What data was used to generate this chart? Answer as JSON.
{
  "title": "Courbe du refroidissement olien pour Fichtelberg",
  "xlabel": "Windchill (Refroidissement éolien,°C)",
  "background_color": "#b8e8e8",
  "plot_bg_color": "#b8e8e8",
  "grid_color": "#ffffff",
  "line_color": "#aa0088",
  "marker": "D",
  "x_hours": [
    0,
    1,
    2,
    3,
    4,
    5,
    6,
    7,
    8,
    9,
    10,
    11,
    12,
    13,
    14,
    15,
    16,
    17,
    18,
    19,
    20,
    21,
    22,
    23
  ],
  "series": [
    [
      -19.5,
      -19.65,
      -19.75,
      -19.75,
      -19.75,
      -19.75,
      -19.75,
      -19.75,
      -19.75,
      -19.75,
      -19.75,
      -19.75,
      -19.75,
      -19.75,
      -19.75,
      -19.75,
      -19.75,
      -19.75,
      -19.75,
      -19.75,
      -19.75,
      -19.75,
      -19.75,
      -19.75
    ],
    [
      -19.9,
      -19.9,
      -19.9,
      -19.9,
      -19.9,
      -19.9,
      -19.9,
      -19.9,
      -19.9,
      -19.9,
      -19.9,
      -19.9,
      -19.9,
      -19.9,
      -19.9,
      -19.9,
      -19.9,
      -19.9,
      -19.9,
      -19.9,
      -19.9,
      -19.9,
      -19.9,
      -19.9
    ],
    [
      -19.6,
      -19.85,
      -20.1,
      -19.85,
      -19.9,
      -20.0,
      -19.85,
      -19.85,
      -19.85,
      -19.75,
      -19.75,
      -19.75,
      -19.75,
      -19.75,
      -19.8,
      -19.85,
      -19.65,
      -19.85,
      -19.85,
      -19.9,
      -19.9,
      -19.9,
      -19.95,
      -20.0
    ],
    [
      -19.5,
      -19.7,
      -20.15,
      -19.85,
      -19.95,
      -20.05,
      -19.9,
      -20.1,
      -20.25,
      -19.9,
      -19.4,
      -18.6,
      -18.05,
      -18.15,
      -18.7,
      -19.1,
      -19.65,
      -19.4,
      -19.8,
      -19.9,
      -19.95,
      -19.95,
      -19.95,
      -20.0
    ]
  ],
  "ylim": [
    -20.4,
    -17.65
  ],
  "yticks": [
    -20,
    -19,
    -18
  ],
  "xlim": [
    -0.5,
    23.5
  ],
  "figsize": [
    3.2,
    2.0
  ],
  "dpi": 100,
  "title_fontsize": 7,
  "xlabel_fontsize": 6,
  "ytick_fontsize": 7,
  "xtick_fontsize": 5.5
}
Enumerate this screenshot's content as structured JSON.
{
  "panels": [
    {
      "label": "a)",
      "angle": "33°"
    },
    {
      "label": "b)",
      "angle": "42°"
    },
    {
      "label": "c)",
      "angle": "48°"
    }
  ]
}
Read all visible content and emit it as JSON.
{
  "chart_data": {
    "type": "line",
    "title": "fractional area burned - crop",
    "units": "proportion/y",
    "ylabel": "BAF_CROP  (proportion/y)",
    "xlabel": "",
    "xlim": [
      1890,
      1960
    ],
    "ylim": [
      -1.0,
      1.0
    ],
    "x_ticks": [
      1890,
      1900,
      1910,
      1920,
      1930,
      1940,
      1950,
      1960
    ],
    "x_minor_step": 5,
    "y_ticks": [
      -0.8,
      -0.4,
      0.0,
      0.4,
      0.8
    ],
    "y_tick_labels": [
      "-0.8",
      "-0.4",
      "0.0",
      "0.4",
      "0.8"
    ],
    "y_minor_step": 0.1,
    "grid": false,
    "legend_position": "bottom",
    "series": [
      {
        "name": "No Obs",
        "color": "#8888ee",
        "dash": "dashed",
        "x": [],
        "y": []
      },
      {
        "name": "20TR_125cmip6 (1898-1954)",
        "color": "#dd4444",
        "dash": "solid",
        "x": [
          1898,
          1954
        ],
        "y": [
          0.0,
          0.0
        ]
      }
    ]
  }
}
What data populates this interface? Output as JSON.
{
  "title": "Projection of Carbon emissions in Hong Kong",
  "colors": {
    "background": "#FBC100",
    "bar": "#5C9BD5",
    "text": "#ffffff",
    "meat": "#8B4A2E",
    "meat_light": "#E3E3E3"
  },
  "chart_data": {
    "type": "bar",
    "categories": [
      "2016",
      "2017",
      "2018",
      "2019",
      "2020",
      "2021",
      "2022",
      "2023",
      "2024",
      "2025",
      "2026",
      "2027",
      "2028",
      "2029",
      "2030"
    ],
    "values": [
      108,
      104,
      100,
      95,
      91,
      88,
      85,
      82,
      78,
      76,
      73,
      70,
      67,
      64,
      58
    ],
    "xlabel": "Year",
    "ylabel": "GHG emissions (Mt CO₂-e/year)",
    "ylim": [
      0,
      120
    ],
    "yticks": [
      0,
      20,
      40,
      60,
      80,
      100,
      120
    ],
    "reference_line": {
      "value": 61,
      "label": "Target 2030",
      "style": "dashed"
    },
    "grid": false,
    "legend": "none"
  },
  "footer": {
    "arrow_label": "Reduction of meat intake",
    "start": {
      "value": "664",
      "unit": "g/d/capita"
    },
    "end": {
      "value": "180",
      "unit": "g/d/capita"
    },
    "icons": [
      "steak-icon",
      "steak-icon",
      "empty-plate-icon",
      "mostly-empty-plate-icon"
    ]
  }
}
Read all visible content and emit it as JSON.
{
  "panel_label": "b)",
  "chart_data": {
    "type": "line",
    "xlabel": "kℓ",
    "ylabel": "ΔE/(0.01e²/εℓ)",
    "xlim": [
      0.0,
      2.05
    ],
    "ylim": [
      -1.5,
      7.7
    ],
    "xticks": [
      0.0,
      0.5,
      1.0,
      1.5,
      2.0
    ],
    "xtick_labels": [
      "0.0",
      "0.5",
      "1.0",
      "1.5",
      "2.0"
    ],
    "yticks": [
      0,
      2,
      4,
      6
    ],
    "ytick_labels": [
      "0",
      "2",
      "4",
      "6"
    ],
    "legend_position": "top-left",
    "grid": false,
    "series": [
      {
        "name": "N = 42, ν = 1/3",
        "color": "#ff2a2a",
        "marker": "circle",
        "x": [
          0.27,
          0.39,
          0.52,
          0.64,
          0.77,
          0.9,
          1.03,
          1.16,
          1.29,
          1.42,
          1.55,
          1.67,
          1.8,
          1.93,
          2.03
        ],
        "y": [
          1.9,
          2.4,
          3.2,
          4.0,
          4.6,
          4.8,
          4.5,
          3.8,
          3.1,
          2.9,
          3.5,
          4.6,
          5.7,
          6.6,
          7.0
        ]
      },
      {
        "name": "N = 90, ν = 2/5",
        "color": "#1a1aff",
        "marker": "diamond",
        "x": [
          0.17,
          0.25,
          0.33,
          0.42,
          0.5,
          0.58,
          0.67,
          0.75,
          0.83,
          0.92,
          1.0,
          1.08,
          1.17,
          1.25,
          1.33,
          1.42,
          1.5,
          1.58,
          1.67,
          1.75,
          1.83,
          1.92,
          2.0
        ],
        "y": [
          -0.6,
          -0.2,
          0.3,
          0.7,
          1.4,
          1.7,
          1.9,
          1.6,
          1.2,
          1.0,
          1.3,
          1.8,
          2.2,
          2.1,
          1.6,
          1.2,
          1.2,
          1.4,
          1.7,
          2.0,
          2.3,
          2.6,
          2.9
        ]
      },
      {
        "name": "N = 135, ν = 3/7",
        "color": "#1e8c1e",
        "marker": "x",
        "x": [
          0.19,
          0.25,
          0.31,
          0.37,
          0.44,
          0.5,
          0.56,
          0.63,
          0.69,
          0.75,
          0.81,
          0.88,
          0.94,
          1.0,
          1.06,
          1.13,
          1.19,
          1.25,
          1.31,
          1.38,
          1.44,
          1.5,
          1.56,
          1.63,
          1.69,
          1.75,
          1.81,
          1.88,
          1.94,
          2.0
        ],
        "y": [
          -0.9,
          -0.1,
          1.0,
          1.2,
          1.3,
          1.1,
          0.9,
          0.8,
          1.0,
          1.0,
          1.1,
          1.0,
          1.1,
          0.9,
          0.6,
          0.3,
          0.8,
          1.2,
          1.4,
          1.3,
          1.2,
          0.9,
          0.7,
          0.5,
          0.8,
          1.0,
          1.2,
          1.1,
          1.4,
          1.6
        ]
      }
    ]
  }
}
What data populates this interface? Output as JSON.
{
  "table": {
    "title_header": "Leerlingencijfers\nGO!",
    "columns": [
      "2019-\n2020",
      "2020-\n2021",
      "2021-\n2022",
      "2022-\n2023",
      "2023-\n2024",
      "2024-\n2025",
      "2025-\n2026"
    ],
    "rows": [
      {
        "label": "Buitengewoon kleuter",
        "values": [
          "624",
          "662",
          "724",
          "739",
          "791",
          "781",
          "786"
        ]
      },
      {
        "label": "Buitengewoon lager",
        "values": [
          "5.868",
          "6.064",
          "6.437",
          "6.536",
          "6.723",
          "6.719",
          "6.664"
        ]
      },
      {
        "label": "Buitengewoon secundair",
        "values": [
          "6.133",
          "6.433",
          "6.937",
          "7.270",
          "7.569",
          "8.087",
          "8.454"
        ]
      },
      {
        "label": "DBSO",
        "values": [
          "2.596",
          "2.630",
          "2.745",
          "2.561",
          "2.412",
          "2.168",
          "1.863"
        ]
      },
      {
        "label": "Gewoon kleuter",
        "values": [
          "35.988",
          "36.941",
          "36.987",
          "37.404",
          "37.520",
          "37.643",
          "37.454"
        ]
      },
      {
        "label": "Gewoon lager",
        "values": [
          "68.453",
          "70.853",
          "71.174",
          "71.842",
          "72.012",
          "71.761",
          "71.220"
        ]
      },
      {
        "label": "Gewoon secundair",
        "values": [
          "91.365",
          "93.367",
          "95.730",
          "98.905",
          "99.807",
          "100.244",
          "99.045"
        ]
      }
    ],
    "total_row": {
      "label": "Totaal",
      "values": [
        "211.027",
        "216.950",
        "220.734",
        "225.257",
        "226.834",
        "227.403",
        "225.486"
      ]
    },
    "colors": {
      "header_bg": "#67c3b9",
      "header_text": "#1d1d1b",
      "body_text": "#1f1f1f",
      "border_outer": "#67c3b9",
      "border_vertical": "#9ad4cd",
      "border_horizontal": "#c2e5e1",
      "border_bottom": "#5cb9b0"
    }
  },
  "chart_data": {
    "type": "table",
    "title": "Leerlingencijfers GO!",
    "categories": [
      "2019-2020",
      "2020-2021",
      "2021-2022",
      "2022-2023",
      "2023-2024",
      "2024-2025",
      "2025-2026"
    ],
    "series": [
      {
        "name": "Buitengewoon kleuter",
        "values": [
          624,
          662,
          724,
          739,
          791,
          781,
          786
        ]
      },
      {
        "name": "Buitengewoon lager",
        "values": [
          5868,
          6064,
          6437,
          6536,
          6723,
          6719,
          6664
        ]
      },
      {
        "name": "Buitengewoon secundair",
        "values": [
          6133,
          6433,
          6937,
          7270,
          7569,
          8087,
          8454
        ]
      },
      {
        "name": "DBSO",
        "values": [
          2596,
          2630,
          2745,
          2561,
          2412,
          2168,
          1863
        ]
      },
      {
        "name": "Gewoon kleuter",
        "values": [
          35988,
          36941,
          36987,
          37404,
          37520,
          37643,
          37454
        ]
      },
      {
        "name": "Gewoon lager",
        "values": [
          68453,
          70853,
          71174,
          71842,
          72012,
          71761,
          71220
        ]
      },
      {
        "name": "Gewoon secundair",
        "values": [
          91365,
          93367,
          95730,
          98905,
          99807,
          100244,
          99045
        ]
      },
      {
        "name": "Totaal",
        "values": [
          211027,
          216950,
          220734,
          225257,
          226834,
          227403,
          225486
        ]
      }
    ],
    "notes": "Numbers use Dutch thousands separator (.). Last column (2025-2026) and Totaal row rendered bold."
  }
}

--

> [DO THIS]
Search the lines for the string "proportion" and copy every line that has it.

> [FINISHED EXERCISE]
    "units": "proportion/y",
    "ylabel": "BAF_CROP  (proportion/y)",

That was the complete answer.